> **Objective**: Return each line containing "công".

> **Information shown**:

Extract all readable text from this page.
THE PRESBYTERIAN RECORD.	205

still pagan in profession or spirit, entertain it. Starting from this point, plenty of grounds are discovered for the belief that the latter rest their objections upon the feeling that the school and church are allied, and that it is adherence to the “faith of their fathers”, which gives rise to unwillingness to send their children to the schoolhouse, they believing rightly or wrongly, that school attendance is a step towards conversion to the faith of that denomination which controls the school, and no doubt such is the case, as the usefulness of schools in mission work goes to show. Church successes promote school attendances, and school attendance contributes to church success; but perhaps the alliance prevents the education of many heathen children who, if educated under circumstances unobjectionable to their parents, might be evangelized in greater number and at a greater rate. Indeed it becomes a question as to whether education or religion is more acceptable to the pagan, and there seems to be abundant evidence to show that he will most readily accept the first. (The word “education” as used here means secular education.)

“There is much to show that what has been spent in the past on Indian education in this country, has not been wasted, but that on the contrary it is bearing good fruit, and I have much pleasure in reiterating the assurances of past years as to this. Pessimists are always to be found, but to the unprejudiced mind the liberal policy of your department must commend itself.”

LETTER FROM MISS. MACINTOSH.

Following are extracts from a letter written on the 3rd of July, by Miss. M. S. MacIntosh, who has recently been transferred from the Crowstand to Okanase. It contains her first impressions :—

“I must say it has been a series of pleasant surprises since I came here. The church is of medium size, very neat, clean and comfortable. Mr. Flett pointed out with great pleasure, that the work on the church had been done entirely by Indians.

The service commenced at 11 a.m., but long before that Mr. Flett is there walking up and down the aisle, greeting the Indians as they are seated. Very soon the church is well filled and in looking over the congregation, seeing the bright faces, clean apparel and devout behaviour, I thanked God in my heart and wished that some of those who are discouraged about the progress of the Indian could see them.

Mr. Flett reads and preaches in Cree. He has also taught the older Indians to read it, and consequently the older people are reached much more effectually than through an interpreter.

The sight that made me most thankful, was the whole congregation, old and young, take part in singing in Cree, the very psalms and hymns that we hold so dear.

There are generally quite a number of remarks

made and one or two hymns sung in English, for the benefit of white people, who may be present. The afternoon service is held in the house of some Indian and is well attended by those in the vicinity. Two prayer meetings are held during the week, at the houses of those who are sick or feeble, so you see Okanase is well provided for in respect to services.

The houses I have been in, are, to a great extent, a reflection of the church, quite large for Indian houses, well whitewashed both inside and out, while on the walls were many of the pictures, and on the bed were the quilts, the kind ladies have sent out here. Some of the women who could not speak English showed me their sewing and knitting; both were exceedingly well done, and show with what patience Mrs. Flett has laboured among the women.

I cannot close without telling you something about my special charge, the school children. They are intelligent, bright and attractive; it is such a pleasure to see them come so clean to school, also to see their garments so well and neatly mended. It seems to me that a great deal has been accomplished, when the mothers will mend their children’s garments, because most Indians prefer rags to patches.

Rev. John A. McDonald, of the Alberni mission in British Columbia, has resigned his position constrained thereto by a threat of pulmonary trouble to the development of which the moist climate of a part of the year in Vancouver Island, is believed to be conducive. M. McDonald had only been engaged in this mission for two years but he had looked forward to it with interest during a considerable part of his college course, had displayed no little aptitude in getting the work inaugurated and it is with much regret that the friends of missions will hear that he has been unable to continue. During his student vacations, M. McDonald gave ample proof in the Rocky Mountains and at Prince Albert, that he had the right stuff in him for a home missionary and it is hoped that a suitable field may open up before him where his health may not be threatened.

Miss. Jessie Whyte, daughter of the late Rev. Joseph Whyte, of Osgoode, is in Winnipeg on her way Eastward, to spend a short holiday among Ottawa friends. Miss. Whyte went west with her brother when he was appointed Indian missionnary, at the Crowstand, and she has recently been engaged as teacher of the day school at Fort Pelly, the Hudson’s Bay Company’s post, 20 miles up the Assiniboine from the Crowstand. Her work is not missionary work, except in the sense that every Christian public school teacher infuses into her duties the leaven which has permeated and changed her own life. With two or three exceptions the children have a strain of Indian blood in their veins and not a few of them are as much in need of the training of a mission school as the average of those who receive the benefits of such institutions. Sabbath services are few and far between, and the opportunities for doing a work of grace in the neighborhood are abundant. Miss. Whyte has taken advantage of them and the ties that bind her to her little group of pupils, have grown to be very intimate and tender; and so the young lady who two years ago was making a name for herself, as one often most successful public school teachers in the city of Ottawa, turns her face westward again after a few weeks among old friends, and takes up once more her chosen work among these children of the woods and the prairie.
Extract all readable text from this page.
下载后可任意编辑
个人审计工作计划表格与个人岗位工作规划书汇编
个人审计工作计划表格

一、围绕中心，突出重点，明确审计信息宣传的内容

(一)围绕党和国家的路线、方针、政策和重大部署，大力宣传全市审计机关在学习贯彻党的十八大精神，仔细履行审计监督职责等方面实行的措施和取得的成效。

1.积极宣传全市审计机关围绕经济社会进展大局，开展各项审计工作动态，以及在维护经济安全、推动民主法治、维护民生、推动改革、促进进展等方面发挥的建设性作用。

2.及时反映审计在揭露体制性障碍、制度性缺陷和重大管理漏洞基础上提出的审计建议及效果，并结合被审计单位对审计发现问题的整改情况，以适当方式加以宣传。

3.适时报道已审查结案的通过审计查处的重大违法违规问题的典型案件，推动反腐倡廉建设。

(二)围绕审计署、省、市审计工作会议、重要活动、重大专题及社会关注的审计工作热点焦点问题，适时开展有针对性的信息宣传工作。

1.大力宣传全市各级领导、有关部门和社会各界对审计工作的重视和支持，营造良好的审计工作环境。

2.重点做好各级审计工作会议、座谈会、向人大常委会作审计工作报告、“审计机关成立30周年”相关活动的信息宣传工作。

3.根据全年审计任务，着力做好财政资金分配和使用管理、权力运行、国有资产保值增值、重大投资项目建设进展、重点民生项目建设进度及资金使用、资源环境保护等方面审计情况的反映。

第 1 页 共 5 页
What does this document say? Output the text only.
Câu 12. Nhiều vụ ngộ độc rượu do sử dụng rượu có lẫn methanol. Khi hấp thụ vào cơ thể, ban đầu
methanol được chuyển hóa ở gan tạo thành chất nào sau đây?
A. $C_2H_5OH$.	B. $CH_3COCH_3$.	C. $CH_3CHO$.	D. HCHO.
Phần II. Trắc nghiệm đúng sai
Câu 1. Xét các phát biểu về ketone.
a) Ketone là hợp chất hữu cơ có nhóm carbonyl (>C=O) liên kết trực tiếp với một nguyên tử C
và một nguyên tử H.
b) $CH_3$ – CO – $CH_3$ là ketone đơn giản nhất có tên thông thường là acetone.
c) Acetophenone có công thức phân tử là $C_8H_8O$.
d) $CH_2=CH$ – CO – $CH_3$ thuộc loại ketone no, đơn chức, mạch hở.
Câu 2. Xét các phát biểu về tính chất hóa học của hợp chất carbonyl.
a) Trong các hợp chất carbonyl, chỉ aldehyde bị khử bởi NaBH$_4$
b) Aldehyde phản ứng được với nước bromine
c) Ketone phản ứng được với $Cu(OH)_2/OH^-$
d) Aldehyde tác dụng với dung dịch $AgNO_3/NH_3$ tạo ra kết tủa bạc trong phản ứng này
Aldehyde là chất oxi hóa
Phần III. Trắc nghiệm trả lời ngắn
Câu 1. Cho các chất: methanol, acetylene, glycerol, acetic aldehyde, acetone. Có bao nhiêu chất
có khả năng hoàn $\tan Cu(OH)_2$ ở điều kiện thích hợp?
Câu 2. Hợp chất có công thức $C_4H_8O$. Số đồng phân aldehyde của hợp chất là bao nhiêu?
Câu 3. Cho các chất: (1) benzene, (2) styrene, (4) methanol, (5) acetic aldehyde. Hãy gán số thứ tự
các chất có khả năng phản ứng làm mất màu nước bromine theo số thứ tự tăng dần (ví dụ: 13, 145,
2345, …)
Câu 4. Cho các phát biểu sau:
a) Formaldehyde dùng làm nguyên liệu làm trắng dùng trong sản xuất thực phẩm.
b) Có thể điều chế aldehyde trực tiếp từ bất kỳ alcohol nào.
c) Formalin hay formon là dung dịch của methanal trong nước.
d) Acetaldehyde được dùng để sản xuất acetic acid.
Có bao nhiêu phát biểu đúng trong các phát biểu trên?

> **Solution to this problem**:
c) Acetophenone có công thức phân tử là $C_8H_8O$.
Câu 2. Hợp chất có công thức $C_4H_8O$. Số đồng phân aldehyde của hợp chất là bao nhiêu?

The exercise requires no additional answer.